- **Exercise brief**
For each line below that includes the word "from", make a copy.

- **Given entries**
════

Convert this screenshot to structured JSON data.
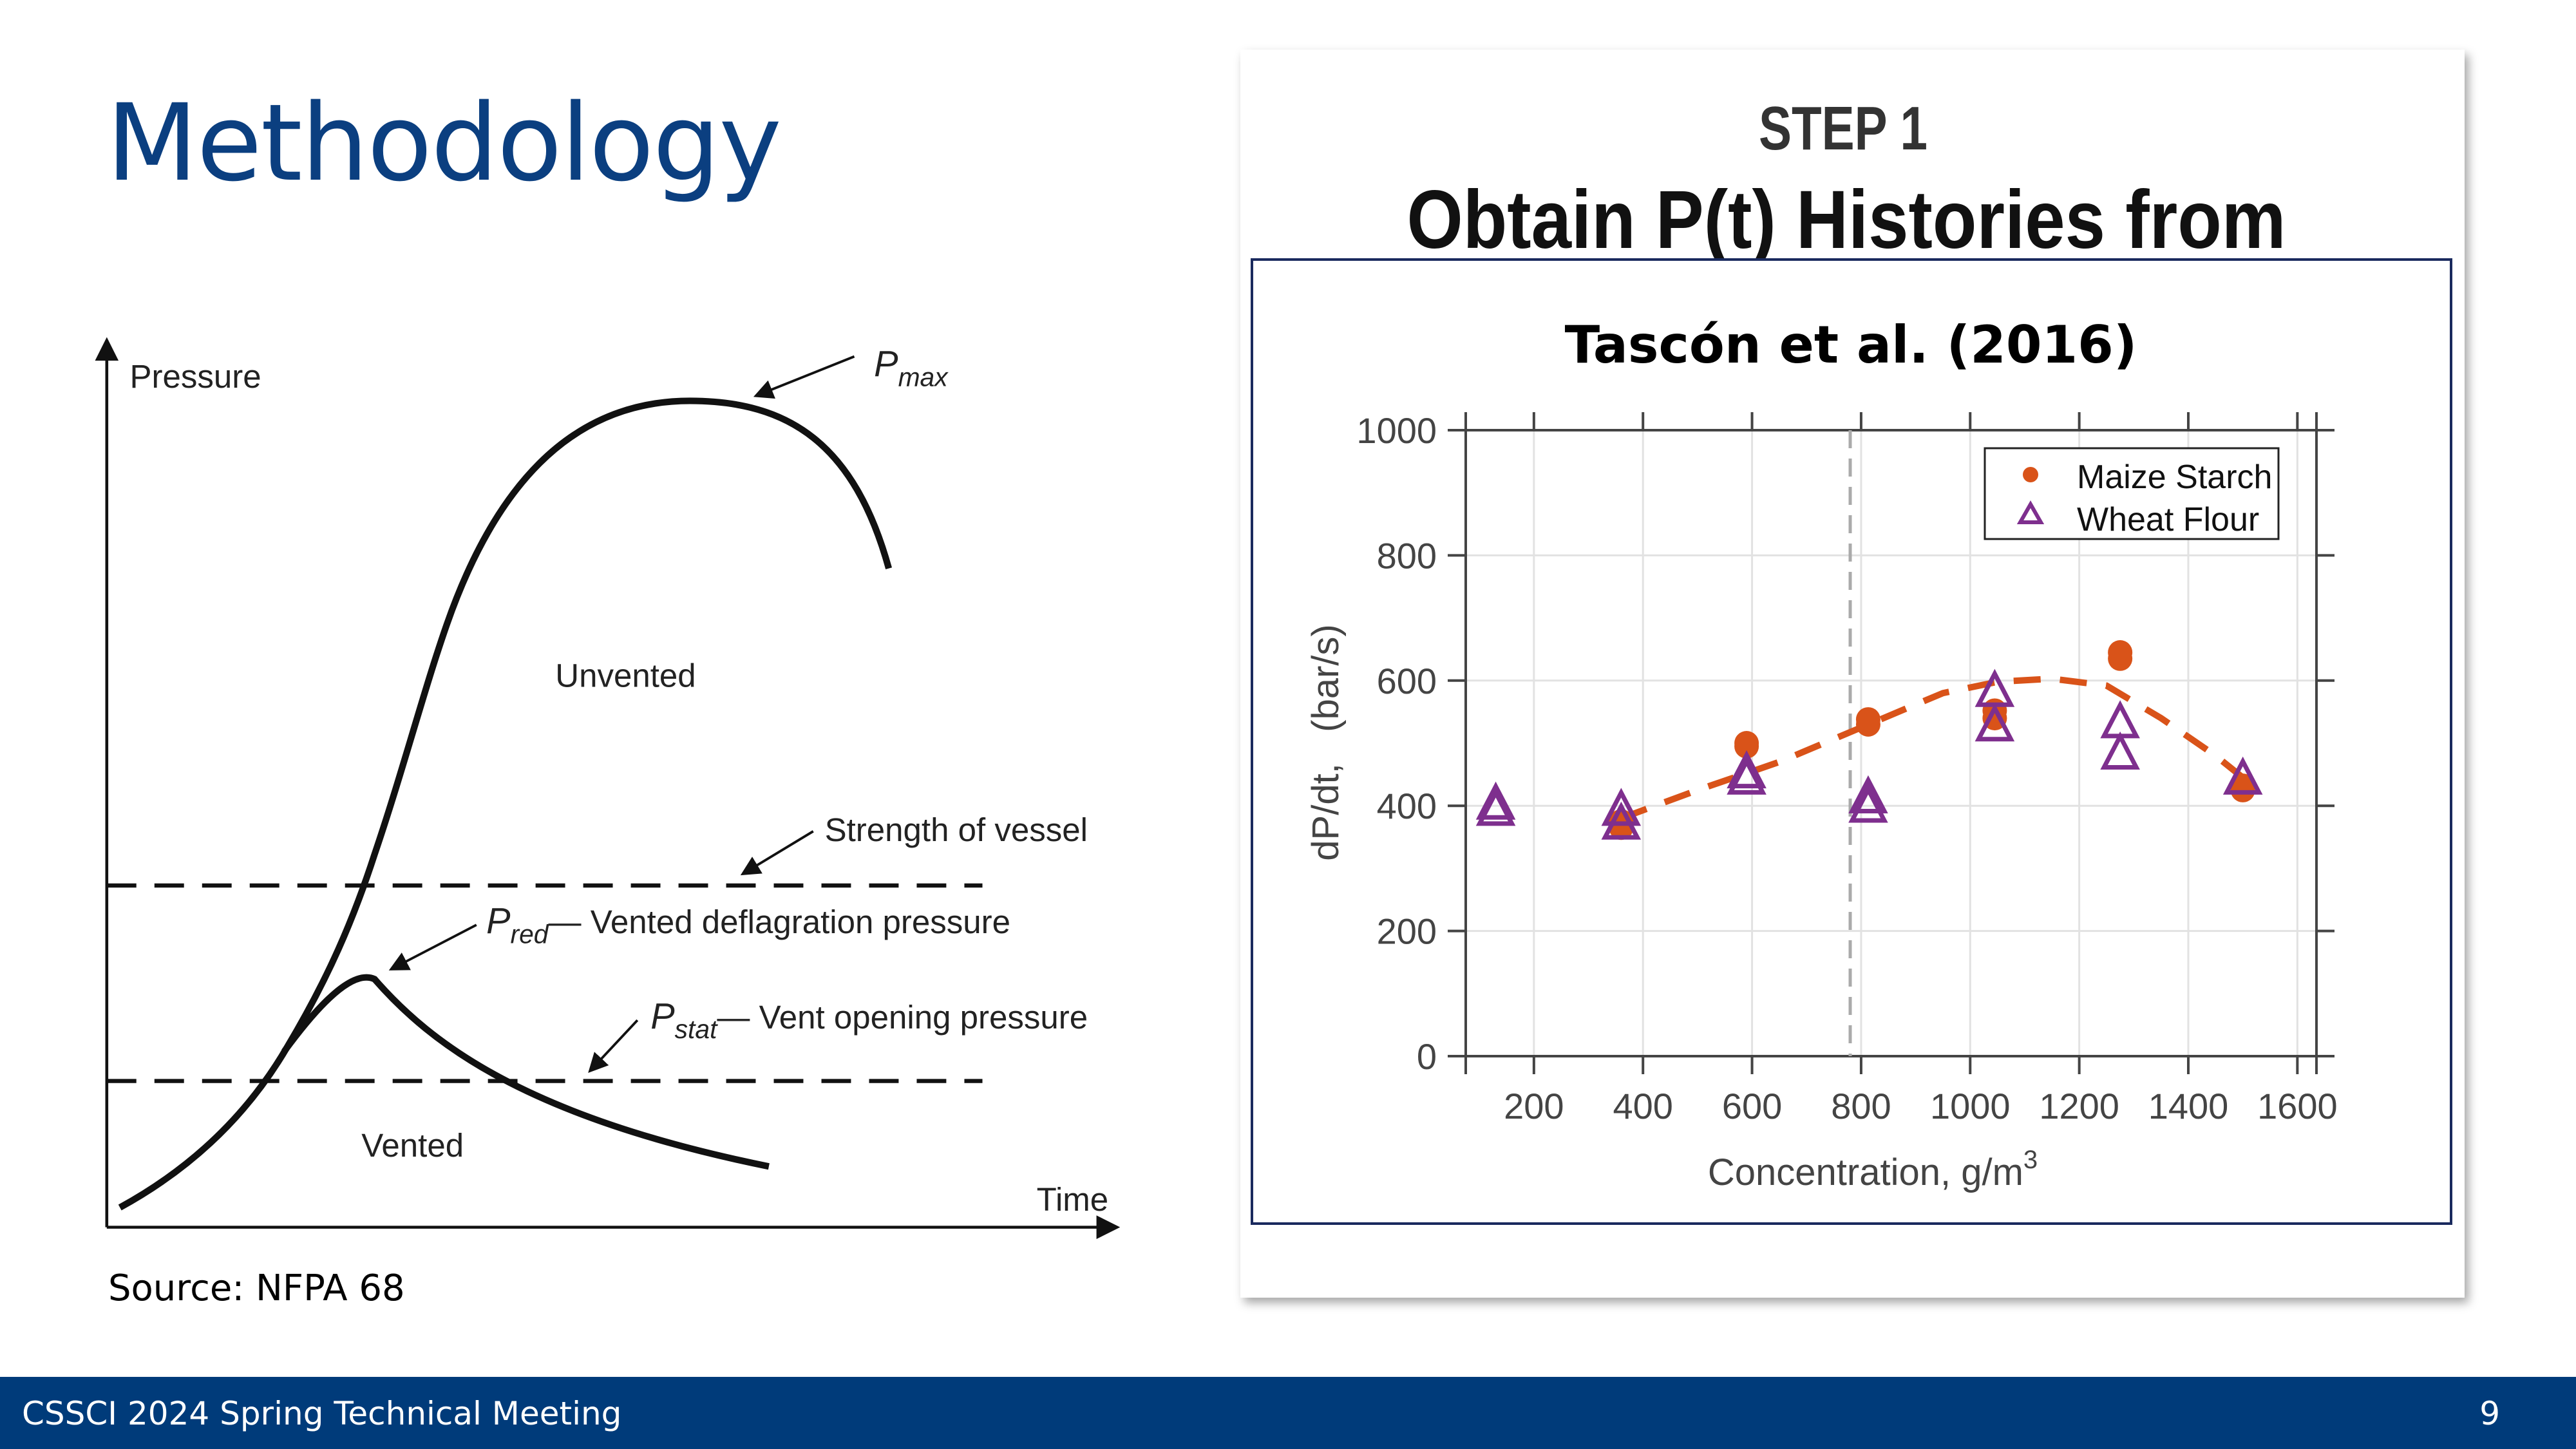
{
  "slide": {
    "title": "Methodology",
    "source": "Source: NFPA 68",
    "footer": "CSSCI 2024 Spring Technical Meeting",
    "page_number": "9",
    "title_color": "#0b3f80",
    "footer_color": "#003b7a"
  },
  "diagram": {
    "y_label": "Pressure",
    "x_label": "Time",
    "pmax_p": "P",
    "pmax_sub": "max",
    "unvented": "Unvented",
    "vented": "Vented",
    "strength": "Strength of vessel",
    "pred_p": "P",
    "pred_sub": "red",
    "pred_text": "— Vented deflagration pressure",
    "pstat_p": "P",
    "pstat_sub": "stat",
    "pstat_text": "— Vent opening pressure"
  },
  "panel": {
    "step": "STEP 1",
    "heading": "Obtain P(t) Histories from",
    "border_color": "#1a2a5e"
  },
  "chart_data": {
    "type": "scatter",
    "title": "Tascón et al. (2016)",
    "xlabel": "Concentration, g/m",
    "xlabel_sup": "3",
    "ylabel": "dP/dt,   (bar/s)",
    "xlim": [
      75,
      1635
    ],
    "ylim": [
      0,
      1000
    ],
    "xticks": [
      200,
      400,
      600,
      800,
      1000,
      1200,
      1400,
      1600
    ],
    "yticks": [
      0,
      200,
      400,
      600,
      800,
      1000
    ],
    "grid": true,
    "legend_placement": "top-right",
    "reference_line_x": 780,
    "series": [
      {
        "name": "Maize Starch",
        "marker": "filled-circle",
        "color": "#d95319",
        "points": [
          [
            360,
            365
          ],
          [
            360,
            375
          ],
          [
            590,
            495
          ],
          [
            590,
            500
          ],
          [
            813,
            530
          ],
          [
            813,
            538
          ],
          [
            1045,
            540
          ],
          [
            1045,
            552
          ],
          [
            1275,
            635
          ],
          [
            1275,
            645
          ],
          [
            1500,
            425
          ],
          [
            1500,
            432
          ]
        ]
      },
      {
        "name": "Wheat Flour",
        "marker": "open-triangle",
        "color": "#7e2f8e",
        "points": [
          [
            130,
            400
          ],
          [
            130,
            390
          ],
          [
            360,
            390
          ],
          [
            360,
            368
          ],
          [
            590,
            450
          ],
          [
            590,
            440
          ],
          [
            813,
            410
          ],
          [
            813,
            395
          ],
          [
            1045,
            580
          ],
          [
            1045,
            525
          ],
          [
            1275,
            530
          ],
          [
            1275,
            480
          ],
          [
            1500,
            440
          ]
        ]
      }
    ],
    "fit": {
      "style": "dashed",
      "color": "#d95319",
      "points": [
        [
          360,
          380
        ],
        [
          500,
          425
        ],
        [
          650,
          470
        ],
        [
          800,
          525
        ],
        [
          950,
          580
        ],
        [
          1050,
          598
        ],
        [
          1150,
          603
        ],
        [
          1250,
          592
        ],
        [
          1350,
          540
        ],
        [
          1450,
          480
        ],
        [
          1500,
          445
        ]
      ]
    }
  }
}
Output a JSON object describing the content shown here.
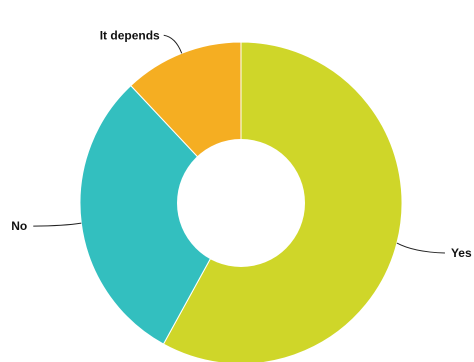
{
  "chart_data": {
    "type": "pie",
    "donut": true,
    "title": "",
    "labels": [
      "Yes",
      "No",
      "It depends"
    ],
    "values": [
      58,
      30,
      12
    ],
    "colors": [
      "#cfd629",
      "#33bfbf",
      "#f5ae22"
    ],
    "legend": "none",
    "label_placement": "outside-with-leader-lines"
  }
}
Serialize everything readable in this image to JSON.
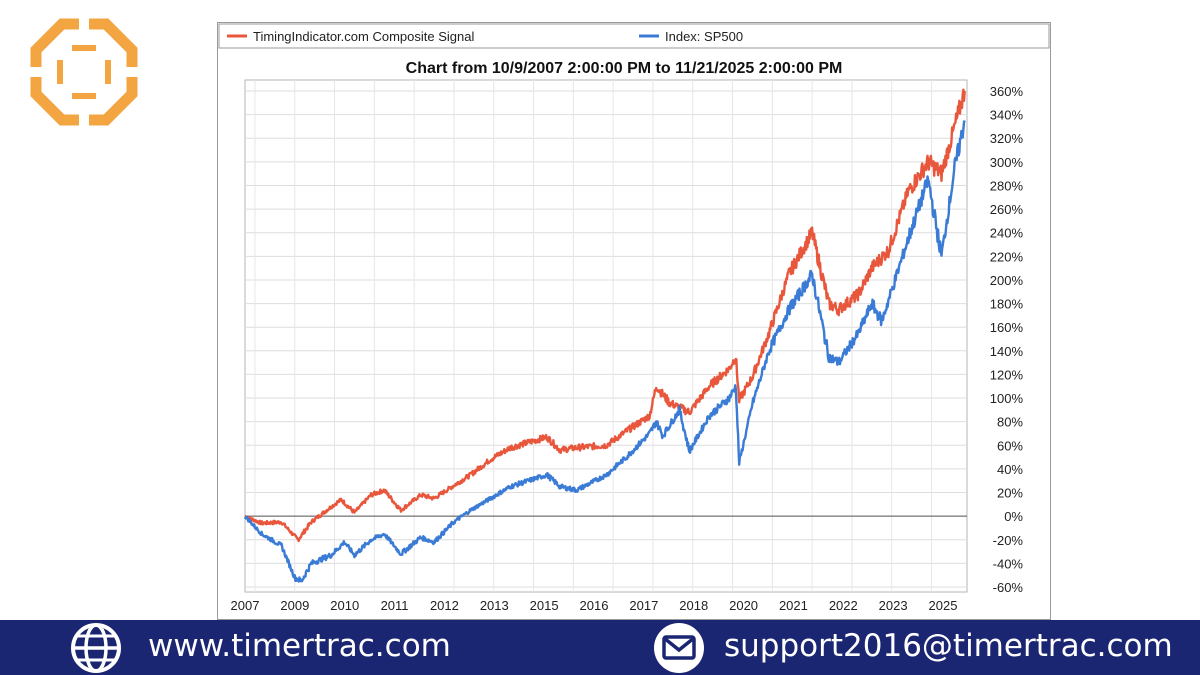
{
  "chart_data": {
    "type": "line",
    "title": "Chart from 10/9/2007 2:00:00 PM to 11/21/2025 2:00:00 PM",
    "xlabel": "",
    "ylabel": "",
    "x_ticks": [
      "2007",
      "2009",
      "2010",
      "2011",
      "2012",
      "2013",
      "2015",
      "2016",
      "2017",
      "2018",
      "2020",
      "2021",
      "2022",
      "2023",
      "2025"
    ],
    "y_ticks": [
      "-60%",
      "-40%",
      "-20%",
      "0%",
      "20%",
      "40%",
      "60%",
      "80%",
      "100%",
      "120%",
      "140%",
      "160%",
      "180%",
      "200%",
      "220%",
      "240%",
      "260%",
      "280%",
      "300%",
      "320%",
      "340%",
      "360%"
    ],
    "ylim": [
      -60,
      365
    ],
    "grid": true,
    "legend_position": "top",
    "series": [
      {
        "name": "TimingIndicator.com Composite Signal",
        "color": "#e8573c",
        "points": [
          [
            "2007-10",
            0
          ],
          [
            "2008-03",
            -6
          ],
          [
            "2008-09",
            -5
          ],
          [
            "2009-02",
            -20
          ],
          [
            "2009-06",
            -5
          ],
          [
            "2009-12",
            8
          ],
          [
            "2010-03",
            14
          ],
          [
            "2010-07",
            3
          ],
          [
            "2010-12",
            18
          ],
          [
            "2011-04",
            22
          ],
          [
            "2011-09",
            5
          ],
          [
            "2012-03",
            18
          ],
          [
            "2012-07",
            15
          ],
          [
            "2013-01",
            26
          ],
          [
            "2013-06",
            35
          ],
          [
            "2013-12",
            48
          ],
          [
            "2014-06",
            58
          ],
          [
            "2015-05",
            67
          ],
          [
            "2015-09",
            56
          ],
          [
            "2016-02",
            58
          ],
          [
            "2016-11",
            60
          ],
          [
            "2017-05",
            72
          ],
          [
            "2017-12",
            85
          ],
          [
            "2018-02",
            110
          ],
          [
            "2018-06",
            96
          ],
          [
            "2018-12",
            88
          ],
          [
            "2019-06",
            110
          ],
          [
            "2019-12",
            125
          ],
          [
            "2020-02",
            135
          ],
          [
            "2020-03",
            98
          ],
          [
            "2020-07",
            118
          ],
          [
            "2020-12",
            155
          ],
          [
            "2021-06",
            205
          ],
          [
            "2021-12",
            235
          ],
          [
            "2022-01",
            240
          ],
          [
            "2022-06",
            180
          ],
          [
            "2022-09",
            175
          ],
          [
            "2023-03",
            188
          ],
          [
            "2023-07",
            210
          ],
          [
            "2023-12",
            225
          ],
          [
            "2024-06",
            275
          ],
          [
            "2024-12",
            300
          ],
          [
            "2025-04",
            290
          ],
          [
            "2025-08",
            330
          ],
          [
            "2025-11",
            360
          ]
        ]
      },
      {
        "name": "Index: SP500",
        "color": "#3a7bd5",
        "points": [
          [
            "2007-10",
            0
          ],
          [
            "2008-03",
            -15
          ],
          [
            "2008-09",
            -25
          ],
          [
            "2009-01",
            -52
          ],
          [
            "2009-03",
            -55
          ],
          [
            "2009-06",
            -40
          ],
          [
            "2009-12",
            -33
          ],
          [
            "2010-04",
            -22
          ],
          [
            "2010-07",
            -33
          ],
          [
            "2010-12",
            -20
          ],
          [
            "2011-04",
            -15
          ],
          [
            "2011-09",
            -32
          ],
          [
            "2012-03",
            -18
          ],
          [
            "2012-07",
            -22
          ],
          [
            "2013-01",
            -5
          ],
          [
            "2013-06",
            5
          ],
          [
            "2013-12",
            15
          ],
          [
            "2014-06",
            25
          ],
          [
            "2015-05",
            35
          ],
          [
            "2015-09",
            25
          ],
          [
            "2016-02",
            22
          ],
          [
            "2016-11",
            35
          ],
          [
            "2017-05",
            50
          ],
          [
            "2017-12",
            70
          ],
          [
            "2018-02",
            80
          ],
          [
            "2018-04",
            68
          ],
          [
            "2018-09",
            90
          ],
          [
            "2018-12",
            55
          ],
          [
            "2019-06",
            85
          ],
          [
            "2019-12",
            100
          ],
          [
            "2020-02",
            110
          ],
          [
            "2020-03",
            45
          ],
          [
            "2020-07",
            95
          ],
          [
            "2020-12",
            140
          ],
          [
            "2021-06",
            175
          ],
          [
            "2021-12",
            200
          ],
          [
            "2022-01",
            205
          ],
          [
            "2022-06",
            135
          ],
          [
            "2022-09",
            130
          ],
          [
            "2023-03",
            155
          ],
          [
            "2023-07",
            180
          ],
          [
            "2023-10",
            165
          ],
          [
            "2024-06",
            235
          ],
          [
            "2024-12",
            285
          ],
          [
            "2025-04",
            220
          ],
          [
            "2025-08",
            295
          ],
          [
            "2025-11",
            335
          ]
        ]
      }
    ]
  },
  "footer": {
    "website": "www.timertrac.com",
    "email": "support2016@timertrac.com",
    "background_color": "#1b2672"
  },
  "icons": {
    "logo": "cross-hex-logo-icon",
    "website": "globe-icon",
    "email": "envelope-icon"
  }
}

════

- **Reply**
    "heading": "Obtain P(t) Histories from",
    "title": "Chart from 10/9/2007 2:00:00 PM to 11/21/2025 2:00:00 PM",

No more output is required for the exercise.